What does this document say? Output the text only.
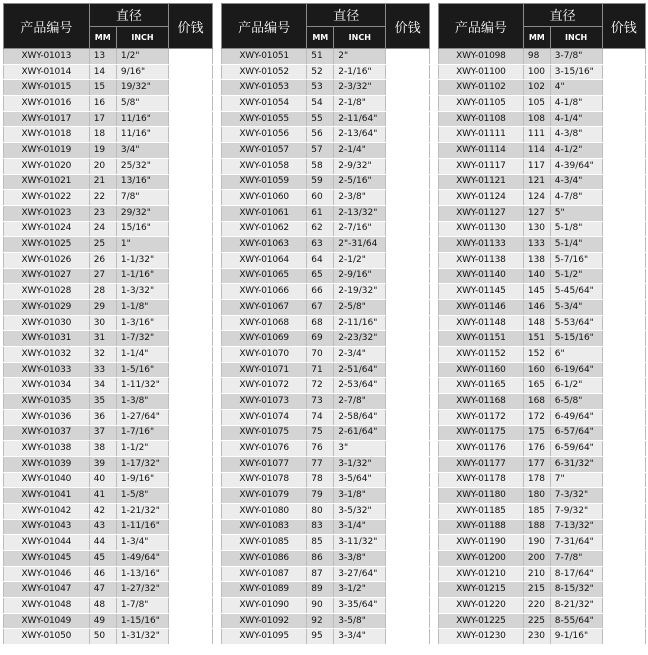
产品编号	直径		价钱
	MM	INCH	
XWY-01013	13	1/2"	
XWY-01014	14	9/16"	
XWY-01015	15	19/32"	
XWY-01016	16	5/8"	
XWY-01017	17	11/16"	
XWY-01018	18	11/16"	
XWY-01019	19	3/4"	
XWY-01020	20	25/32"	
XWY-01021	21	13/16"	
XWY-01022	22	7/8"	
XWY-01023	23	29/32"	
XWY-01024	24	15/16"	
XWY-01025	25	1"	
XWY-01026	26	1-1/32"	
XWY-01027	27	1-1/16"	
XWY-01028	28	1-3/32"	
XWY-01029	29	1-1/8"	
XWY-01030	30	1-3/16"	
XWY-01031	31	1-7/32"	
XWY-01032	32	1-1/4"	
XWY-01033	33	1-5/16"	
XWY-01034	34	1-11/32"	
XWY-01035	35	1-3/8"	
XWY-01036	36	1-27/64"	
XWY-01037	37	1-7/16"	
XWY-01038	38	1-1/2"	
XWY-01039	39	1-17/32"	
XWY-01040	40	1-9/16"	
XWY-01041	41	1-5/8"	
XWY-01042	42	1-21/32"	
XWY-01043	43	1-11/16"	
XWY-01044	44	1-3/4"	
XWY-01045	45	1-49/64"	
XWY-01046	46	1-13/16"	
XWY-01047	47	1-27/32"	
XWY-01048	48	1-7/8"	
XWY-01049	49	1-15/16"	
XWY-01050	50	1-31/32"	
产品编号	直径		价钱
	MM	INCH	
XWY-01051	51	2"	
XWY-01052	52	2-1/16"	
XWY-01053	53	2-3/32"	
XWY-01054	54	2-1/8"	
XWY-01055	55	2-11/64"	
XWY-01056	56	2-13/64"	
XWY-01057	57	2-1/4"	
XWY-01058	58	2-9/32"	
XWY-01059	59	2-5/16"	
XWY-01060	60	2-3/8"	
XWY-01061	61	2-13/32"	
XWY-01062	62	2-7/16"	
XWY-01063	63	2"-31/64	
XWY-01064	64	2-1/2"	
XWY-01065	65	2-9/16"	
XWY-01066	66	2-19/32"	
XWY-01067	67	2-5/8"	
XWY-01068	68	2-11/16"	
XWY-01069	69	2-23/32"	
XWY-01070	70	2-3/4"	
XWY-01071	71	2-51/64"	
XWY-01072	72	2-53/64"	
XWY-01073	73	2-7/8"	
XWY-01074	74	2-58/64"	
XWY-01075	75	2-61/64"	
XWY-01076	76	3"	
XWY-01077	77	3-1/32"	
XWY-01078	78	3-5/64"	
XWY-01079	79	3-1/8"	
XWY-01080	80	3-5/32"	
XWY-01083	83	3-1/4"	
XWY-01085	85	3-11/32"	
XWY-01086	86	3-3/8"	
XWY-01087	87	3-27/64"	
XWY-01089	89	3-1/2"	
XWY-01090	90	3-35/64"	
XWY-01092	92	3-5/8"	
XWY-01095	95	3-3/4"	
产品编号	直径		价钱
	MM	INCH	
XWY-01098	98	3-7/8"	
XWY-01100	100	3-15/16"	
XWY-01102	102	4"	
XWY-01105	105	4-1/8"	
XWY-01108	108	4-1/4"	
XWY-01111	111	4-3/8"	
XWY-01114	114	4-1/2"	
XWY-01117	117	4-39/64"	
XWY-01121	121	4-3/4"	
XWY-01124	124	4-7/8"	
XWY-01127	127	5"	
XWY-01130	130	5-1/8"	
XWY-01133	133	5-1/4"	
XWY-01138	138	5-7/16"	
XWY-01140	140	5-1/2"	
XWY-01145	145	5-45/64"	
XWY-01146	146	5-3/4"	
XWY-01148	148	5-53/64"	
XWY-01151	151	5-15/16"	
XWY-01152	152	6"	
XWY-01160	160	6-19/64"	
XWY-01165	165	6-1/2"	
XWY-01168	168	6-5/8"	
XWY-01172	172	6-49/64"	
XWY-01175	175	6-57/64"	
XWY-01176	176	6-59/64"	
XWY-01177	177	6-31/32"	
XWY-01178	178	7"	
XWY-01180	180	7-3/32"	
XWY-01185	185	7-9/32"	
XWY-01188	188	7-13/32"	
XWY-01190	190	7-31/64"	
XWY-01200	200	7-7/8"	
XWY-01210	210	8-17/64"	
XWY-01215	215	8-15/32"	
XWY-01220	220	8-21/32"	
XWY-01225	225	8-55/64"	
XWY-01230	230	9-1/16"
_ _ _ _ _
### Goal of the exercise
Quote each entry above verbatim and drop the pictures.

### Task output
What does this document say? Output the text only.
产品编号	直径		价钱
	MM	INCH	
XWY-01013	13	1/2"	
XWY-01014	14	9/16"	
XWY-01015	15	19/32"	
XWY-01016	16	5/8"	
XWY-01017	17	11/16"	
XWY-01018	18	11/16"	
XWY-01019	19	3/4"	
XWY-01020	20	25/32"	
XWY-01021	21	13/16"	
XWY-01022	22	7/8"	
XWY-01023	23	29/32"	
XWY-01024	24	15/16"	
XWY-01025	25	1"	
XWY-01026	26	1-1/32"	
XWY-01027	27	1-1/16"	
XWY-01028	28	1-3/32"	
XWY-01029	29	1-1/8"	
XWY-01030	30	1-3/16"	
XWY-01031	31	1-7/32"	
XWY-01032	32	1-1/4"	
XWY-01033	33	1-5/16"	
XWY-01034	34	1-11/32"	
XWY-01035	35	1-3/8"	
XWY-01036	36	1-27/64"	
XWY-01037	37	1-7/16"	
XWY-01038	38	1-1/2"	
XWY-01039	39	1-17/32"	
XWY-01040	40	1-9/16"	
XWY-01041	41	1-5/8"	
XWY-01042	42	1-21/32"	
XWY-01043	43	1-11/16"	
XWY-01044	44	1-3/4"	
XWY-01045	45	1-49/64"	
XWY-01046	46	1-13/16"	
XWY-01047	47	1-27/32"	
XWY-01048	48	1-7/8"	
XWY-01049	49	1-15/16"	
XWY-01050	50	1-31/32"	
产品编号	直径		价钱
	MM	INCH	
XWY-01051	51	2"	
XWY-01052	52	2-1/16"	
XWY-01053	53	2-3/32"	
XWY-01054	54	2-1/8"	
XWY-01055	55	2-11/64"	
XWY-01056	56	2-13/64"	
XWY-01057	57	2-1/4"	
XWY-01058	58	2-9/32"	
XWY-01059	59	2-5/16"	
XWY-01060	60	2-3/8"	
XWY-01061	61	2-13/32"	
XWY-01062	62	2-7/16"	
XWY-01063	63	2"-31/64	
XWY-01064	64	2-1/2"	
XWY-01065	65	2-9/16"	
XWY-01066	66	2-19/32"	
XWY-01067	67	2-5/8"	
XWY-01068	68	2-11/16"	
XWY-01069	69	2-23/32"	
XWY-01070	70	2-3/4"	
XWY-01071	71	2-51/64"	
XWY-01072	72	2-53/64"	
XWY-01073	73	2-7/8"	
XWY-01074	74	2-58/64"	
XWY-01075	75	2-61/64"	
XWY-01076	76	3"	
XWY-01077	77	3-1/32"	
XWY-01078	78	3-5/64"	
XWY-01079	79	3-1/8"	
XWY-01080	80	3-5/32"	
XWY-01083	83	3-1/4"	
XWY-01085	85	3-11/32"	
XWY-01086	86	3-3/8"	
XWY-01087	87	3-27/64"	
XWY-01089	89	3-1/2"	
XWY-01090	90	3-35/64"	
XWY-01092	92	3-5/8"	
XWY-01095	95	3-3/4"	
产品编号	直径		价钱
	MM	INCH	
XWY-01098	98	3-7/8"	
XWY-01100	100	3-15/16"	
XWY-01102	102	4"	
XWY-01105	105	4-1/8"	
XWY-01108	108	4-1/4"	
XWY-01111	111	4-3/8"	
XWY-01114	114	4-1/2"	
XWY-01117	117	4-39/64"	
XWY-01121	121	4-3/4"	
XWY-01124	124	4-7/8"	
XWY-01127	127	5"	
XWY-01130	130	5-1/8"	
XWY-01133	133	5-1/4"	
XWY-01138	138	5-7/16"	
XWY-01140	140	5-1/2"	
XWY-01145	145	5-45/64"	
XWY-01146	146	5-3/4"	
XWY-01148	148	5-53/64"	
XWY-01151	151	5-15/16"	
XWY-01152	152	6"	
XWY-01160	160	6-19/64"	
XWY-01165	165	6-1/2"	
XWY-01168	168	6-5/8"	
XWY-01172	172	6-49/64"	
XWY-01175	175	6-57/64"	
XWY-01176	176	6-59/64"	
XWY-01177	177	6-31/32"	
XWY-01178	178	7"	
XWY-01180	180	7-3/32"	
XWY-01185	185	7-9/32"	
XWY-01188	188	7-13/32"	
XWY-01190	190	7-31/64"	
XWY-01200	200	7-7/8"	
XWY-01210	210	8-17/64"	
XWY-01215	215	8-15/32"	
XWY-01220	220	8-21/32"	
XWY-01225	225	8-55/64"	
XWY-01230	230	9-1/16"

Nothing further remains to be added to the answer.